» Set problem: Return each line of the data below verbatim; pictures are to be left out.

» Dataset items:
§ §
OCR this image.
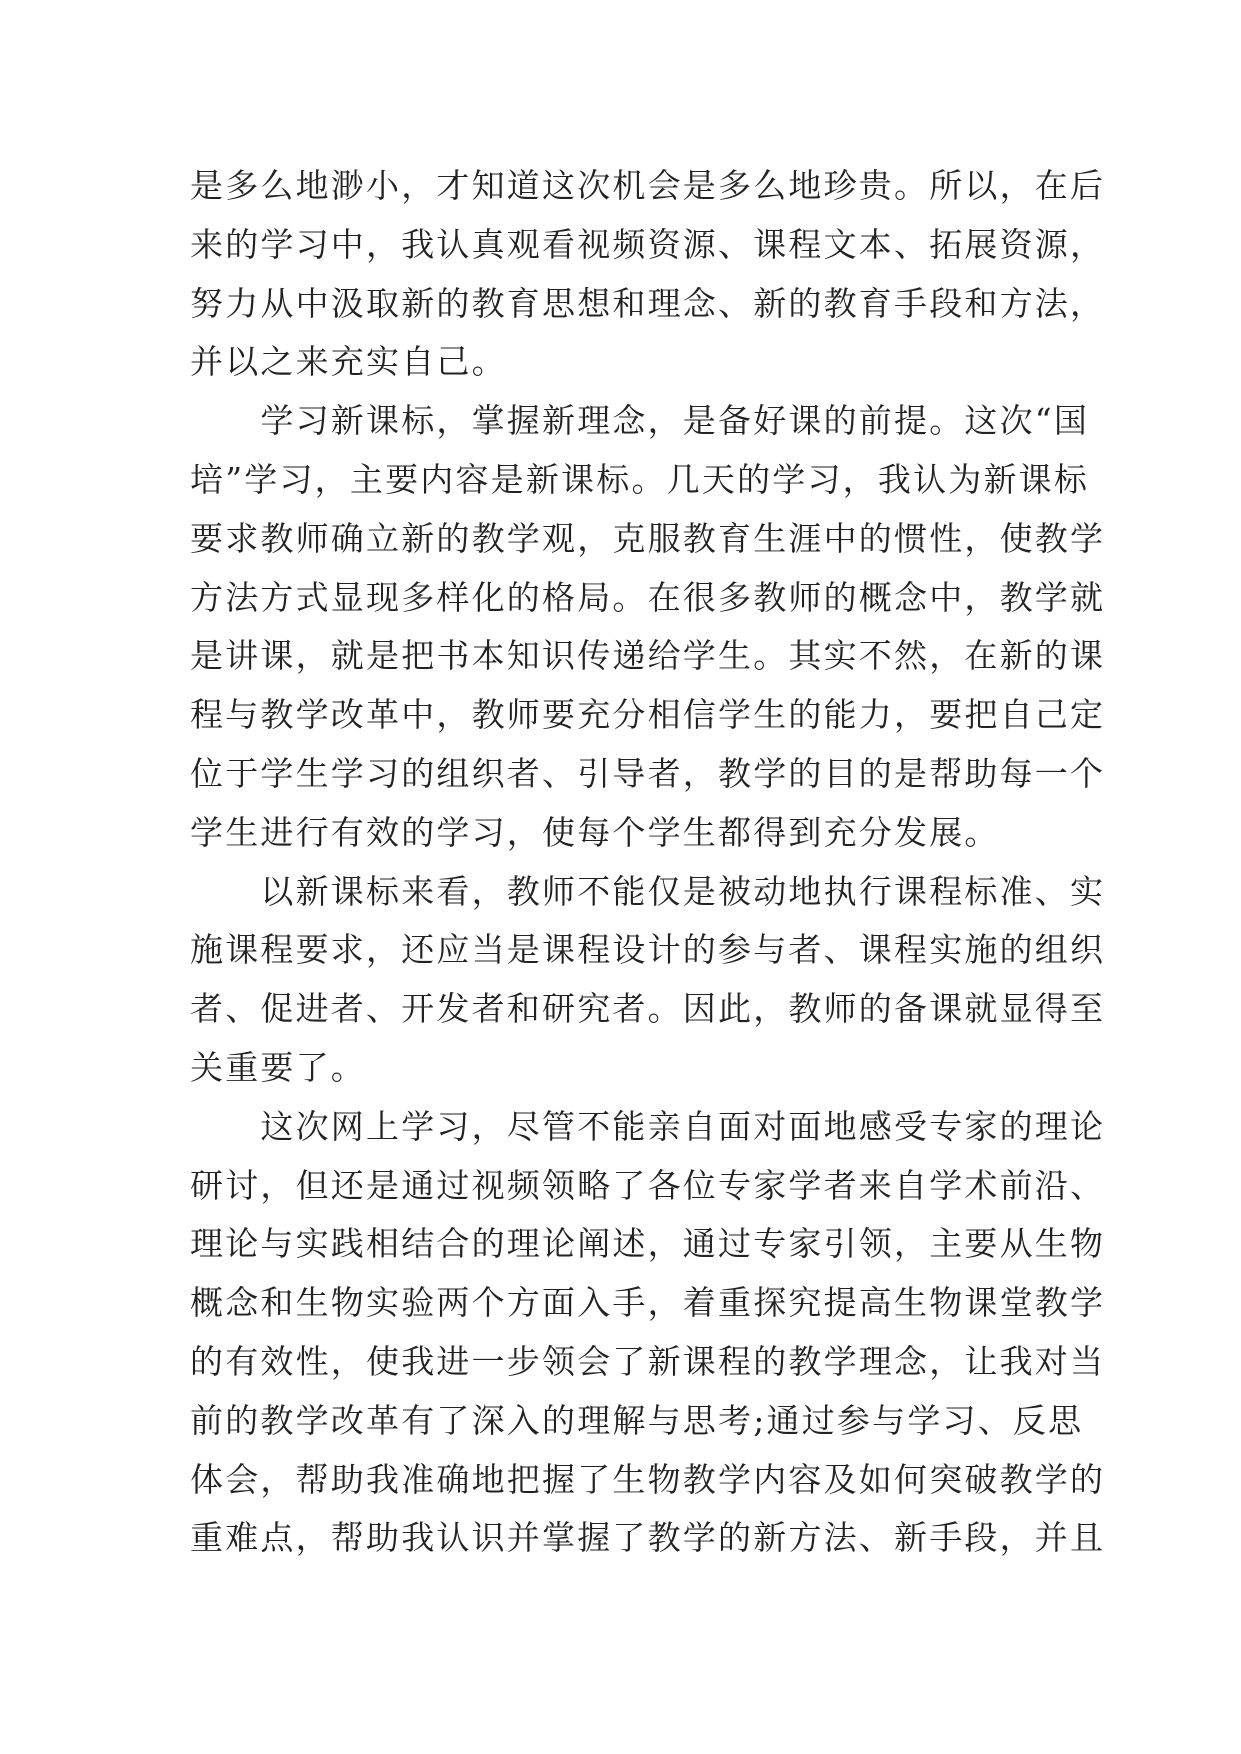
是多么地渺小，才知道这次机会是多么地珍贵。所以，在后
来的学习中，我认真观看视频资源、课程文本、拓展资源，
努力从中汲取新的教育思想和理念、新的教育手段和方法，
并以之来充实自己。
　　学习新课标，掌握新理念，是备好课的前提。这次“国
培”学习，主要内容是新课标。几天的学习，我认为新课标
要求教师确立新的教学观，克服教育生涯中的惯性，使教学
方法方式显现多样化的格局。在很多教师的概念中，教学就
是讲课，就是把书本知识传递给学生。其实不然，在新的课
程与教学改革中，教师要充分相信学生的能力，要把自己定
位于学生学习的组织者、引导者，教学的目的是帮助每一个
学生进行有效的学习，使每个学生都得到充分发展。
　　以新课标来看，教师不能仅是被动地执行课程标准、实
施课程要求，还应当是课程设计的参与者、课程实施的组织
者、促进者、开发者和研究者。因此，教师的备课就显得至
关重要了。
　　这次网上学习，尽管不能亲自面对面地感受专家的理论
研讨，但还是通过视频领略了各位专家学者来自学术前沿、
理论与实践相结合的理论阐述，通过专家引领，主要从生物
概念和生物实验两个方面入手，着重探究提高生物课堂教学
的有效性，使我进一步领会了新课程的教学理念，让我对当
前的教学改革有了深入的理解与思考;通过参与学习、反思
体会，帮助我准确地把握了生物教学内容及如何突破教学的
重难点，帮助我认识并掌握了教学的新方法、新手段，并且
§ §
» Solution:
OCR this image.
是多么地渺小，才知道这次机会是多么地珍贵。所以，在后
来的学习中，我认真观看视频资源、课程文本、拓展资源，
努力从中汲取新的教育思想和理念、新的教育手段和方法，
并以之来充实自己。
　　学习新课标，掌握新理念，是备好课的前提。这次“国
培”学习，主要内容是新课标。几天的学习，我认为新课标
要求教师确立新的教学观，克服教育生涯中的惯性，使教学
方法方式显现多样化的格局。在很多教师的概念中，教学就
是讲课，就是把书本知识传递给学生。其实不然，在新的课
程与教学改革中，教师要充分相信学生的能力，要把自己定
位于学生学习的组织者、引导者，教学的目的是帮助每一个
学生进行有效的学习，使每个学生都得到充分发展。
　　以新课标来看，教师不能仅是被动地执行课程标准、实
施课程要求，还应当是课程设计的参与者、课程实施的组织
者、促进者、开发者和研究者。因此，教师的备课就显得至
关重要了。
　　这次网上学习，尽管不能亲自面对面地感受专家的理论
研讨，但还是通过视频领略了各位专家学者来自学术前沿、
理论与实践相结合的理论阐述，通过专家引领，主要从生物
概念和生物实验两个方面入手，着重探究提高生物课堂教学
的有效性，使我进一步领会了新课程的教学理念，让我对当
前的教学改革有了深入的理解与思考;通过参与学习、反思
体会，帮助我准确地把握了生物教学内容及如何突破教学的
重难点，帮助我认识并掌握了教学的新方法、新手段，并且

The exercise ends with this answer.